* _Stated exercise_
Transcribe the entries below exactly.
--- Start Input ---
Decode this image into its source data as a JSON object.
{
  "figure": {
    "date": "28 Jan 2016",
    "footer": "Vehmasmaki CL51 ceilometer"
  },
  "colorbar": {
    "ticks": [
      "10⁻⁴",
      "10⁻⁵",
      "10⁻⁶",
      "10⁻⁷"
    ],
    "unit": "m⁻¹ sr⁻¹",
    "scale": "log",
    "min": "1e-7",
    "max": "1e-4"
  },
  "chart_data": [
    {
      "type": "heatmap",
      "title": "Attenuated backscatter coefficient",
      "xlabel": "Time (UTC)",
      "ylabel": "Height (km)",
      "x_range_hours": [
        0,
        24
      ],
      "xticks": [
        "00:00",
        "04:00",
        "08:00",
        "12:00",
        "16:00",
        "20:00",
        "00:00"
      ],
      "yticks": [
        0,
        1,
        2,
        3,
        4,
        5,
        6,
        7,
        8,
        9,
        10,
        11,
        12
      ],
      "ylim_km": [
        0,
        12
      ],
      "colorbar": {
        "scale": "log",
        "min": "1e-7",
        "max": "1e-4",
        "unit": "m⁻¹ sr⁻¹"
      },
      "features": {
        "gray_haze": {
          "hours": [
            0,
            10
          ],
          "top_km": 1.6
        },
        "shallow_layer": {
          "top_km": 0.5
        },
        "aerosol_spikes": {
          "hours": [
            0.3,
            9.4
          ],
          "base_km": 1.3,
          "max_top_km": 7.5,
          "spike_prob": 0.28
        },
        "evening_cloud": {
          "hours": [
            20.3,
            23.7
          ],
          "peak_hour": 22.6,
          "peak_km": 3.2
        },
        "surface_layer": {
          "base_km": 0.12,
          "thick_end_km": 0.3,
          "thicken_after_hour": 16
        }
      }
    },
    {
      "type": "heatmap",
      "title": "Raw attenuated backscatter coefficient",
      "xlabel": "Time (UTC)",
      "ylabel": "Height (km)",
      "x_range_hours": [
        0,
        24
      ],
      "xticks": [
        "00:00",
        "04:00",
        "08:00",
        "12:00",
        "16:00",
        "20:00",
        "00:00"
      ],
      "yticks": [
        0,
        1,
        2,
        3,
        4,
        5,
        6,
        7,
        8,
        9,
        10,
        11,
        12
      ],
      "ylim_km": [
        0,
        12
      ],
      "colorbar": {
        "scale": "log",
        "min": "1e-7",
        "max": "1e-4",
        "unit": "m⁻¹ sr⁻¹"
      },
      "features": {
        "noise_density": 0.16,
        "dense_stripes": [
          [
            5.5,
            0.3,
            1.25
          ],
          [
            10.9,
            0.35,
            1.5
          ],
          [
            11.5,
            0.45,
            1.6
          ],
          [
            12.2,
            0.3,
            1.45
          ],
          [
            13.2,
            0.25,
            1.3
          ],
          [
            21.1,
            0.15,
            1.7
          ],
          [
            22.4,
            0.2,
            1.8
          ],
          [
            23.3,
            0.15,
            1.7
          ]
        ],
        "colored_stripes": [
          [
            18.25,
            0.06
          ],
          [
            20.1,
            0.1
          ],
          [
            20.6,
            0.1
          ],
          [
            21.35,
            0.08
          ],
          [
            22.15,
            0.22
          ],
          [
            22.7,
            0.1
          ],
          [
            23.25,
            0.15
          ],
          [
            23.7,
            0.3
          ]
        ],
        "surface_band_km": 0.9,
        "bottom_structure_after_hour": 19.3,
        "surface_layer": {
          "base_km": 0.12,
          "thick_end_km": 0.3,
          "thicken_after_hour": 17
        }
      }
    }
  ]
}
--- End Input ---
* _Result for this exercise_
Decode this image into its source data as a JSON object.
{
  "figure": {
    "date": "28 Jan 2016",
    "footer": "Vehmasmaki CL51 ceilometer"
  },
  "colorbar": {
    "ticks": [
      "10⁻⁴",
      "10⁻⁵",
      "10⁻⁶",
      "10⁻⁷"
    ],
    "unit": "m⁻¹ sr⁻¹",
    "scale": "log",
    "min": "1e-7",
    "max": "1e-4"
  },
  "chart_data": [
    {
      "type": "heatmap",
      "title": "Attenuated backscatter coefficient",
      "xlabel": "Time (UTC)",
      "ylabel": "Height (km)",
      "x_range_hours": [
        0,
        24
      ],
      "xticks": [
        "00:00",
        "04:00",
        "08:00",
        "12:00",
        "16:00",
        "20:00",
        "00:00"
      ],
      "yticks": [
        0,
        1,
        2,
        3,
        4,
        5,
        6,
        7,
        8,
        9,
        10,
        11,
        12
      ],
      "ylim_km": [
        0,
        12
      ],
      "colorbar": {
        "scale": "log",
        "min": "1e-7",
        "max": "1e-4",
        "unit": "m⁻¹ sr⁻¹"
      },
      "features": {
        "gray_haze": {
          "hours": [
            0,
            10
          ],
          "top_km": 1.6
        },
        "shallow_layer": {
          "top_km": 0.5
        },
        "aerosol_spikes": {
          "hours": [
            0.3,
            9.4
          ],
          "base_km": 1.3,
          "max_top_km": 7.5,
          "spike_prob": 0.28
        },
        "evening_cloud": {
          "hours": [
            20.3,
            23.7
          ],
          "peak_hour": 22.6,
          "peak_km": 3.2
        },
        "surface_layer": {
          "base_km": 0.12,
          "thick_end_km": 0.3,
          "thicken_after_hour": 16
        }
      }
    },
    {
      "type": "heatmap",
      "title": "Raw attenuated backscatter coefficient",
      "xlabel": "Time (UTC)",
      "ylabel": "Height (km)",
      "x_range_hours": [
        0,
        24
      ],
      "xticks": [
        "00:00",
        "04:00",
        "08:00",
        "12:00",
        "16:00",
        "20:00",
        "00:00"
      ],
      "yticks": [
        0,
        1,
        2,
        3,
        4,
        5,
        6,
        7,
        8,
        9,
        10,
        11,
        12
      ],
      "ylim_km": [
        0,
        12
      ],
      "colorbar": {
        "scale": "log",
        "min": "1e-7",
        "max": "1e-4",
        "unit": "m⁻¹ sr⁻¹"
      },
      "features": {
        "noise_density": 0.16,
        "dense_stripes": [
          [
            5.5,
            0.3,
            1.25
          ],
          [
            10.9,
            0.35,
            1.5
          ],
          [
            11.5,
            0.45,
            1.6
          ],
          [
            12.2,
            0.3,
            1.45
          ],
          [
            13.2,
            0.25,
            1.3
          ],
          [
            21.1,
            0.15,
            1.7
          ],
          [
            22.4,
            0.2,
            1.8
          ],
          [
            23.3,
            0.15,
            1.7
          ]
        ],
        "colored_stripes": [
          [
            18.25,
            0.06
          ],
          [
            20.1,
            0.1
          ],
          [
            20.6,
            0.1
          ],
          [
            21.35,
            0.08
          ],
          [
            22.15,
            0.22
          ],
          [
            22.7,
            0.1
          ],
          [
            23.25,
            0.15
          ],
          [
            23.7,
            0.3
          ]
        ],
        "surface_band_km": 0.9,
        "bottom_structure_after_hour": 19.3,
        "surface_layer": {
          "base_km": 0.12,
          "thick_end_km": 0.3,
          "thicken_after_hour": 17
        }
      }
    }
  ]
}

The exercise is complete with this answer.